PROMPT
Each entry below is to be printed verbatim.

● ● ● ● ● ● ●

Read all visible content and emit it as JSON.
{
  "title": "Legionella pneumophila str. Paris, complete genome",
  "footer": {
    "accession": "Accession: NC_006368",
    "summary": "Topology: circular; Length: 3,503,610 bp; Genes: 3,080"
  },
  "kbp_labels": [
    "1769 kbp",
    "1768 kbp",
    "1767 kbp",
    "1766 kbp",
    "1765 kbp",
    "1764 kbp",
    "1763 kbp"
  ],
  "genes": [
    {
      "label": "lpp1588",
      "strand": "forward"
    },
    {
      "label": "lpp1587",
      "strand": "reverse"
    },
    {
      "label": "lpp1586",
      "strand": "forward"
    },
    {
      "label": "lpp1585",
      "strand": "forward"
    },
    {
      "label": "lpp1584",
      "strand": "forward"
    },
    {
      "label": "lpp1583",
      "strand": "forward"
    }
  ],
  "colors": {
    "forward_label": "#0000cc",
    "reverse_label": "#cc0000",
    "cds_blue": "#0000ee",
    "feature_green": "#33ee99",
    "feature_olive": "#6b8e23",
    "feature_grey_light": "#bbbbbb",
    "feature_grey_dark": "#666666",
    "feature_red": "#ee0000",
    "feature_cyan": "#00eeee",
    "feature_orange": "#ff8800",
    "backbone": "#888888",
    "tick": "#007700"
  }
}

● ● ● ● ● ● ●

THE COMPLETED TASK
Read all visible content and emit it as JSON.
{
  "title": "Legionella pneumophila str. Paris, complete genome",
  "footer": {
    "accession": "Accession: NC_006368",
    "summary": "Topology: circular; Length: 3,503,610 bp; Genes: 3,080"
  },
  "kbp_labels": [
    "1769 kbp",
    "1768 kbp",
    "1767 kbp",
    "1766 kbp",
    "1765 kbp",
    "1764 kbp",
    "1763 kbp"
  ],
  "genes": [
    {
      "label": "lpp1588",
      "strand": "forward"
    },
    {
      "label": "lpp1587",
      "strand": "reverse"
    },
    {
      "label": "lpp1586",
      "strand": "forward"
    },
    {
      "label": "lpp1585",
      "strand": "forward"
    },
    {
      "label": "lpp1584",
      "strand": "forward"
    },
    {
      "label": "lpp1583",
      "strand": "forward"
    }
  ],
  "colors": {
    "forward_label": "#0000cc",
    "reverse_label": "#cc0000",
    "cds_blue": "#0000ee",
    "feature_green": "#33ee99",
    "feature_olive": "#6b8e23",
    "feature_grey_light": "#bbbbbb",
    "feature_grey_dark": "#666666",
    "feature_red": "#ee0000",
    "feature_cyan": "#00eeee",
    "feature_orange": "#ff8800",
    "backbone": "#888888",
    "tick": "#007700"
  }
}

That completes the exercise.